***** Provided records
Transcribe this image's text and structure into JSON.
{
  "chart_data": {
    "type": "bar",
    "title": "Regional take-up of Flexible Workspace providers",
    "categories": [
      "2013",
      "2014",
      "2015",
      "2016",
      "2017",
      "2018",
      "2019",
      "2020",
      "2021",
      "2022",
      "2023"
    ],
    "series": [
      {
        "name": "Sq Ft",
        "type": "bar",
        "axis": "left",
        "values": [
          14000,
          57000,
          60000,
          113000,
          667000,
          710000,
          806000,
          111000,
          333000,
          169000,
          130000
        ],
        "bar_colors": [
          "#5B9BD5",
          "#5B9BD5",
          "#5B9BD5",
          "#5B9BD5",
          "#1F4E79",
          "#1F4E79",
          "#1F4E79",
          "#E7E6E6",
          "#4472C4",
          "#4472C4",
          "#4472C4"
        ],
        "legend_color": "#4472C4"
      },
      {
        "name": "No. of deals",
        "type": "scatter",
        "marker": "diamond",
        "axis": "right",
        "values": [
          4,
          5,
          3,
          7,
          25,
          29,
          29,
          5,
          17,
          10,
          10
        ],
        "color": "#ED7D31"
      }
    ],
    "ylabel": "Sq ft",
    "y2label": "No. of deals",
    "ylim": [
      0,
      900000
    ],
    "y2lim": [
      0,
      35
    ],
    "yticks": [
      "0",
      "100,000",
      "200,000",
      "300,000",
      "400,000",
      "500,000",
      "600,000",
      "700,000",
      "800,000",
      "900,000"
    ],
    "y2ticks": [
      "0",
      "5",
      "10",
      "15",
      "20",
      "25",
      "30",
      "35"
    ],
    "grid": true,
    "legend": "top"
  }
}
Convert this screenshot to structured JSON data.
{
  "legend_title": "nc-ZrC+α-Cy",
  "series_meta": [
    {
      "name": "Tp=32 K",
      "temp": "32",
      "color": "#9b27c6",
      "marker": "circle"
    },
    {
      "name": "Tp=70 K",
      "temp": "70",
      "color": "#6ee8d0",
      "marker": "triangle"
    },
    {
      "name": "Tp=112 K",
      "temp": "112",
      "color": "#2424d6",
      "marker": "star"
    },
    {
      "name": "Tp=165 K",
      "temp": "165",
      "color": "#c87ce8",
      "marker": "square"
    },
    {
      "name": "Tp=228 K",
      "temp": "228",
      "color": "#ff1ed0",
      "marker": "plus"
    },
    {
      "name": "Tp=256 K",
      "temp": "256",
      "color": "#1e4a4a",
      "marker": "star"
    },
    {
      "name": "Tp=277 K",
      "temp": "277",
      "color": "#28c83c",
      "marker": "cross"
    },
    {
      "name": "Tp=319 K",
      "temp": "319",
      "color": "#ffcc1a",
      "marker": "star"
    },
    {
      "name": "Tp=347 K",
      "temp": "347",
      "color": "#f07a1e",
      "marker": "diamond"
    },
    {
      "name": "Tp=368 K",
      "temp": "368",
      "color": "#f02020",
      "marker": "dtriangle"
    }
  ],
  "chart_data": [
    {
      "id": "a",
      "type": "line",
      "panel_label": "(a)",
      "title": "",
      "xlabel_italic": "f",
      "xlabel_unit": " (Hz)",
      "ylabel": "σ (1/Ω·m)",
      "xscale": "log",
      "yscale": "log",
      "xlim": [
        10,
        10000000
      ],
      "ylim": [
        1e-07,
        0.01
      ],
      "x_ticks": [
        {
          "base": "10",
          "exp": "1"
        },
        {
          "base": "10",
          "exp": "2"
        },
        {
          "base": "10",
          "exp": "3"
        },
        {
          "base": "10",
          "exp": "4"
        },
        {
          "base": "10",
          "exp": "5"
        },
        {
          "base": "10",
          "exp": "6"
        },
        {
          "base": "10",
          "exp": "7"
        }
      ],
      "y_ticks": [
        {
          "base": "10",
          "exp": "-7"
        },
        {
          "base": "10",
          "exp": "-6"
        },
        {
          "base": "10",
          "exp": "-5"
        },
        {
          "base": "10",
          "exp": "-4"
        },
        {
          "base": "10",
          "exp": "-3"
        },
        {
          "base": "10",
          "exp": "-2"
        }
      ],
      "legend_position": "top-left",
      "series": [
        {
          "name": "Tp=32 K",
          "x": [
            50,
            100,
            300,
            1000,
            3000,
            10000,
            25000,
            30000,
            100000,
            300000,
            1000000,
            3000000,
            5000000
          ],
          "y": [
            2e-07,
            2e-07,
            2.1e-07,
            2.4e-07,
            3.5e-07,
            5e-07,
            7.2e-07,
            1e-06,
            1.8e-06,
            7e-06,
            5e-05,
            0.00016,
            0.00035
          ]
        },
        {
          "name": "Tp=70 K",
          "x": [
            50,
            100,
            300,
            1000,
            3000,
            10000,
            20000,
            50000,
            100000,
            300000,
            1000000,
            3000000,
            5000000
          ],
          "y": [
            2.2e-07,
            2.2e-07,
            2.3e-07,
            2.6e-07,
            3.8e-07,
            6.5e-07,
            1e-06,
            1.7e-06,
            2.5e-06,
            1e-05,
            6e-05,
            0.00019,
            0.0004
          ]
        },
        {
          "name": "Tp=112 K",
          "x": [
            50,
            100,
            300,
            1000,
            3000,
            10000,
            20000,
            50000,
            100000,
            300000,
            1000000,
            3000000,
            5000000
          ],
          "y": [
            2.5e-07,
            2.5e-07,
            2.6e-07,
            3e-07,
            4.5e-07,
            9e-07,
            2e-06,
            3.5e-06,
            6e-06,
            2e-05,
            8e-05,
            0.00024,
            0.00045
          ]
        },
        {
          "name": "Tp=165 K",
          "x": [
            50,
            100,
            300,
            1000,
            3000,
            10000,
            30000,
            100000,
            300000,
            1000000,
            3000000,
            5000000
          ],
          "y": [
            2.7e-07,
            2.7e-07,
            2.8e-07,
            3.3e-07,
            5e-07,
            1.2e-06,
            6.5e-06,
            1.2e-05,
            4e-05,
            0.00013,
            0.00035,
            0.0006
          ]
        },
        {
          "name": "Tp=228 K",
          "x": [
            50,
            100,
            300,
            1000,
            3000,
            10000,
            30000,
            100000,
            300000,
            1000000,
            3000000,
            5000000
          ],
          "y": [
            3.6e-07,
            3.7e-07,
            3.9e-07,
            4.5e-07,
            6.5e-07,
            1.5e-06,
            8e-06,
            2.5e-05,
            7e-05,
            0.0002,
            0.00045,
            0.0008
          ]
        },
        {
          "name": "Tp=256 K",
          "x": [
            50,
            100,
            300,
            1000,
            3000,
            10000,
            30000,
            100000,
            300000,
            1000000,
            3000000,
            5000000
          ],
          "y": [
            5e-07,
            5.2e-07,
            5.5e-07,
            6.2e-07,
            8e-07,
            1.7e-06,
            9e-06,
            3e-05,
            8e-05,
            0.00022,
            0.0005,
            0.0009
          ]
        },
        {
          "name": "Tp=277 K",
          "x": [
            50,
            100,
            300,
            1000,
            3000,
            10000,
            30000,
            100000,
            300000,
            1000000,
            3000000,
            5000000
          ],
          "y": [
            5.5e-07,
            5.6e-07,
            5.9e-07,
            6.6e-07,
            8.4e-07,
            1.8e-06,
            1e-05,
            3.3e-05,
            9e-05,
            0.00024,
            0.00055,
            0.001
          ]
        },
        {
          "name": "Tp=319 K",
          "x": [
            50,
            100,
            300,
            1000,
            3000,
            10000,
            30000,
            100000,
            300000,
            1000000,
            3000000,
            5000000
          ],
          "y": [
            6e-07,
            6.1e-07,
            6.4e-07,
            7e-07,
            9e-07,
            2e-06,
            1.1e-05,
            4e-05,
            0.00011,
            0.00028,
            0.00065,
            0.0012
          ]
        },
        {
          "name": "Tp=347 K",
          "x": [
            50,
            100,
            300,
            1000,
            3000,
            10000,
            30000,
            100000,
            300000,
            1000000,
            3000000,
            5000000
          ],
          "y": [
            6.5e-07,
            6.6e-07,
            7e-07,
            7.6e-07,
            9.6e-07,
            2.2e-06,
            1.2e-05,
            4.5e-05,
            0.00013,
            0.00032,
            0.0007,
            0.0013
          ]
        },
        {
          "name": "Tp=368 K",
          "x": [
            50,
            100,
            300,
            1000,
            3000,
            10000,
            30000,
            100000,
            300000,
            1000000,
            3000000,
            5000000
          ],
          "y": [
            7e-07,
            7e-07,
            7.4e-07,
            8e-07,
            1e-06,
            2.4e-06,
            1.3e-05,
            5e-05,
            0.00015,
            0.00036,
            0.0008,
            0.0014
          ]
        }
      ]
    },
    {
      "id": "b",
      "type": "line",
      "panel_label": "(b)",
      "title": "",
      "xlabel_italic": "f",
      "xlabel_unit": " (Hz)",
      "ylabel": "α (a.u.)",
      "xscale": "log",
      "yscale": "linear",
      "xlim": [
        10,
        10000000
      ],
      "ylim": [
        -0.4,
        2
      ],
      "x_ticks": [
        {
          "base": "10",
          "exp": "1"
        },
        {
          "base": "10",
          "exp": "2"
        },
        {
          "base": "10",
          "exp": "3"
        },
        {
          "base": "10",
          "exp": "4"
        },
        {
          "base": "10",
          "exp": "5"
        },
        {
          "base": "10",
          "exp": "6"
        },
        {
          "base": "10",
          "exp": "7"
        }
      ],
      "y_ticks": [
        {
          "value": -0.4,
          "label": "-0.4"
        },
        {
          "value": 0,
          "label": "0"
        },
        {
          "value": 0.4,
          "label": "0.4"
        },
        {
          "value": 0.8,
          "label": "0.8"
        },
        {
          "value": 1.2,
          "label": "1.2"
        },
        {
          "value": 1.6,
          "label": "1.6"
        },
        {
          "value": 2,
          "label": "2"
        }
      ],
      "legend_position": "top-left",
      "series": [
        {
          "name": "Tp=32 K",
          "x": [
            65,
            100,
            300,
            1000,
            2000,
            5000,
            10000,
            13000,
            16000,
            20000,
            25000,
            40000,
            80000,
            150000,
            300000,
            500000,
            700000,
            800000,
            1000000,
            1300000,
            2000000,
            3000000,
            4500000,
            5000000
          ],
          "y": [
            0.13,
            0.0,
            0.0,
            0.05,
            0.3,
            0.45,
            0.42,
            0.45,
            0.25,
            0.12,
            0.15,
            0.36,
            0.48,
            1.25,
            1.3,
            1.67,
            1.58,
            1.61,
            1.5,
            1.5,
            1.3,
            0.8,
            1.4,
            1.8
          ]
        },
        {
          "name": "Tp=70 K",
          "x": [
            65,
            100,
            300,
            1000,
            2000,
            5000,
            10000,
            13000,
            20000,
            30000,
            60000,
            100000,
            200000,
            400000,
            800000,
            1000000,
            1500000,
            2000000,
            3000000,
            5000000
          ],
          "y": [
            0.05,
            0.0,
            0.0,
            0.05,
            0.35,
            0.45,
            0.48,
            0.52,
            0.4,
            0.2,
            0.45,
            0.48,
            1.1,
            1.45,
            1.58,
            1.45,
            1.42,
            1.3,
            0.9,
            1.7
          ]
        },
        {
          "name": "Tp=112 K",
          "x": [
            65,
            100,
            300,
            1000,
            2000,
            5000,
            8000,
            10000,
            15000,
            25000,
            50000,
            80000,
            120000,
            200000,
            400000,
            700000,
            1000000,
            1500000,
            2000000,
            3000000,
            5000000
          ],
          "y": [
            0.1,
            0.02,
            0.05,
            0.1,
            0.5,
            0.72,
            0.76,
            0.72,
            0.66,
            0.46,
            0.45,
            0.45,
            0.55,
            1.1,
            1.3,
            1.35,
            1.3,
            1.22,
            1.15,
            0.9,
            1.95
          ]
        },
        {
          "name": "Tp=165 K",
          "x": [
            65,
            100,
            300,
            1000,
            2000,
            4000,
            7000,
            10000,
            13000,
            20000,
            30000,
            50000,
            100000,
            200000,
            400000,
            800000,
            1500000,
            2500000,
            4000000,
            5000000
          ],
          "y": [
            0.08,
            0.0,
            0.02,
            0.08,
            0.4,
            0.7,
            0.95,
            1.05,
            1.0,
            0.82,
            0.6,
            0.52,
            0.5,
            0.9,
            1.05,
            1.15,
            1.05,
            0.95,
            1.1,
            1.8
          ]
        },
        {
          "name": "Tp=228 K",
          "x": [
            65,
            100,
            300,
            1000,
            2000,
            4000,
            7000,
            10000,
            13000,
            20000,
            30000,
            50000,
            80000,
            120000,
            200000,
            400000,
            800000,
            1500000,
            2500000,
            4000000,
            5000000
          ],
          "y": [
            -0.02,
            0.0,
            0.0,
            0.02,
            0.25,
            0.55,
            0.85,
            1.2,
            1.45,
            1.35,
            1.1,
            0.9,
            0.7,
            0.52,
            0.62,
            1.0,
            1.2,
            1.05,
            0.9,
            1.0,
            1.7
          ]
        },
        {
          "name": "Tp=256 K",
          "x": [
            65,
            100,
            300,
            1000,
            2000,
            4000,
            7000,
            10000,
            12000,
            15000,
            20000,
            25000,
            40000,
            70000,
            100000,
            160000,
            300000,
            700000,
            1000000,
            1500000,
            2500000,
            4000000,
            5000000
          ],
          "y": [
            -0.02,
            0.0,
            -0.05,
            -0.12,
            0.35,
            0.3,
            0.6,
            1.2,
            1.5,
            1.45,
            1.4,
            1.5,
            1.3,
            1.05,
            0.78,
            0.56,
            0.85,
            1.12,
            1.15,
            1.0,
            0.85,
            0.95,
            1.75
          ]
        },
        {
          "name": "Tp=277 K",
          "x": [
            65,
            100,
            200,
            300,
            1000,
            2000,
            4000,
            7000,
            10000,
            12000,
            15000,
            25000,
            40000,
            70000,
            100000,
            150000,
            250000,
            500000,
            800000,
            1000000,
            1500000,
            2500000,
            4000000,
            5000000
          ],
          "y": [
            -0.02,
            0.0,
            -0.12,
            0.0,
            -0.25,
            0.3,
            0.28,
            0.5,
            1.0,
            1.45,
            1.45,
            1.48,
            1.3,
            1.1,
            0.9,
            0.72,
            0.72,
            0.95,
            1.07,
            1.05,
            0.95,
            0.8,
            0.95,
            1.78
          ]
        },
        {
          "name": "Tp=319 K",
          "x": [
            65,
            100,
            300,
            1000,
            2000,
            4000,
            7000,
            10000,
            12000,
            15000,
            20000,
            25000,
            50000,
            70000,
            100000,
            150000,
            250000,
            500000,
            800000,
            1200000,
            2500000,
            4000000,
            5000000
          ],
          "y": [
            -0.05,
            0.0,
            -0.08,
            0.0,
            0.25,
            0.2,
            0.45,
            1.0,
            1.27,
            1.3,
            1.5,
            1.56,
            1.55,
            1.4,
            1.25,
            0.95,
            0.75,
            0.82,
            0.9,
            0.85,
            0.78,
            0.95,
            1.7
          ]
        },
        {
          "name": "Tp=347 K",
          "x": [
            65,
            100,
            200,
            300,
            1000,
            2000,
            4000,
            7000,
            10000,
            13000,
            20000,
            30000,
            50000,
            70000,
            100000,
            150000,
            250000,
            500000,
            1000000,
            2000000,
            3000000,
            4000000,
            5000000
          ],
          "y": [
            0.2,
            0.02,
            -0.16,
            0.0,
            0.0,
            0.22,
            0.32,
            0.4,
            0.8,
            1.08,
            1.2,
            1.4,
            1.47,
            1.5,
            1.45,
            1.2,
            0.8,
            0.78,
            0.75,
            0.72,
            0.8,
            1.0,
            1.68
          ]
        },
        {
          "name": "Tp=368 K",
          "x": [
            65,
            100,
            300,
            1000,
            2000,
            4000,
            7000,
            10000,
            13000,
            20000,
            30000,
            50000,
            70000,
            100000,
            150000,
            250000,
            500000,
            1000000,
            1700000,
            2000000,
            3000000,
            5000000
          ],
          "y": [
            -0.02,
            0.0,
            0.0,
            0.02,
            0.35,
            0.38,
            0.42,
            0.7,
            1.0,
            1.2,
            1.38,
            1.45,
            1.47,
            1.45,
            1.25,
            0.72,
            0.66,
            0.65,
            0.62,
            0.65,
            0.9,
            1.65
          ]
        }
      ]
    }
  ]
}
**********
Problem details
Search the data for the word "marker" and copy each line where it appears.

Complete response
        "marker": "diamond",
      "marker": "circle"
      "marker": "triangle"
      "marker": "star"
      "marker": "square"
      "marker": "plus"
      "marker": "star"
      "marker": "cross"
      "marker": "star"
      "marker": "diamond"
      "marker": "dtriangle"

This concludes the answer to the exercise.